(EXERCISE INPUT)

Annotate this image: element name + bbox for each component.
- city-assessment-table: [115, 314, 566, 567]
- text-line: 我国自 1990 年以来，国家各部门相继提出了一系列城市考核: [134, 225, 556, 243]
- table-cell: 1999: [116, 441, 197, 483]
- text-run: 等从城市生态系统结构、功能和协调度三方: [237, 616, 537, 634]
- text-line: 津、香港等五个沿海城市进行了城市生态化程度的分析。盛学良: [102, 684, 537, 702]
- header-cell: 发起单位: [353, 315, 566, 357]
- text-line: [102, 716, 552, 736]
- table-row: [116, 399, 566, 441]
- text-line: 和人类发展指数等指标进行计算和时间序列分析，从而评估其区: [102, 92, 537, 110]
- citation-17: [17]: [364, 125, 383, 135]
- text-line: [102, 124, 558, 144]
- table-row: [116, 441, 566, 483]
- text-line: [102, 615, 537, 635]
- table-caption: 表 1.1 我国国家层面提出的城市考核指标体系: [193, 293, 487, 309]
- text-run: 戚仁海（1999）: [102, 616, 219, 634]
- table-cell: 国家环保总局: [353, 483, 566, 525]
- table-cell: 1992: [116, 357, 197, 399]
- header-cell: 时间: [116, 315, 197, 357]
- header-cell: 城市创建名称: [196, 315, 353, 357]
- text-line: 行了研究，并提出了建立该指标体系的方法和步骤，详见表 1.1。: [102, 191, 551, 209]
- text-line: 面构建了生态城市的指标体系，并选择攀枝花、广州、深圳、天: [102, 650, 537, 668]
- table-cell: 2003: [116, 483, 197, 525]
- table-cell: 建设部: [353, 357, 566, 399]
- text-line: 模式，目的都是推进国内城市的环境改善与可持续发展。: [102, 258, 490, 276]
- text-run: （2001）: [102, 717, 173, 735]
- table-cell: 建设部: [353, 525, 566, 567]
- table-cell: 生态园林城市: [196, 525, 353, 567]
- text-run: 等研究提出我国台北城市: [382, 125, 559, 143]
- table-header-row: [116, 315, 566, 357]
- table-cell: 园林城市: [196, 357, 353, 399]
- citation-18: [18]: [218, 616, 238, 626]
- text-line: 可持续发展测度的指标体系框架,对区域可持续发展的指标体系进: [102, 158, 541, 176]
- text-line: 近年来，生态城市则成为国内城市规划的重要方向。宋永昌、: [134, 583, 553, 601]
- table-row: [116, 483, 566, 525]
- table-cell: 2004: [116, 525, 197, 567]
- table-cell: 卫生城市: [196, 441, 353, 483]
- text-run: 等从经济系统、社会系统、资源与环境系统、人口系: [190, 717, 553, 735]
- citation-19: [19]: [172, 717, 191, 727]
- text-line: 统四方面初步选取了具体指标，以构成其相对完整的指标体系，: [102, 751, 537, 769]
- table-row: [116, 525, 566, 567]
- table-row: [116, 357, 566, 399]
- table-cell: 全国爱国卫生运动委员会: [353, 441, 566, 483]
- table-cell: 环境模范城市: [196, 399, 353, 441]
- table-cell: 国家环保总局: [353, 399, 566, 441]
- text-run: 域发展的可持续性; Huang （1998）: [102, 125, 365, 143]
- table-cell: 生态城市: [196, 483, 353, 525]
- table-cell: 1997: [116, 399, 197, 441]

(WHAT IS ASKED) Reproduce without alteration the lines of the entries from the first line through the line containing "- text-line: 和人类发展指数等指标进行计算和时间序列分析，从而评估其区: [102, 92, 537, 110]", with both ends included.

(SOLUTION TO THE PROBLEM)
Annotate this image: element name + bbox for each component.
- city-assessment-table: [115, 314, 566, 567]
- text-line: 我国自 1990 年以来，国家各部门相继提出了一系列城市考核: [134, 225, 556, 243]
- table-cell: 1999: [116, 441, 197, 483]
- text-run: 等从城市生态系统结构、功能和协调度三方: [237, 616, 537, 634]
- text-line: 津、香港等五个沿海城市进行了城市生态化程度的分析。盛学良: [102, 684, 537, 702]
- header-cell: 发起单位: [353, 315, 566, 357]
- text-line: [102, 716, 552, 736]
- table-row: [116, 399, 566, 441]
- text-line: 和人类发展指数等指标进行计算和时间序列分析，从而评估其区: [102, 92, 537, 110]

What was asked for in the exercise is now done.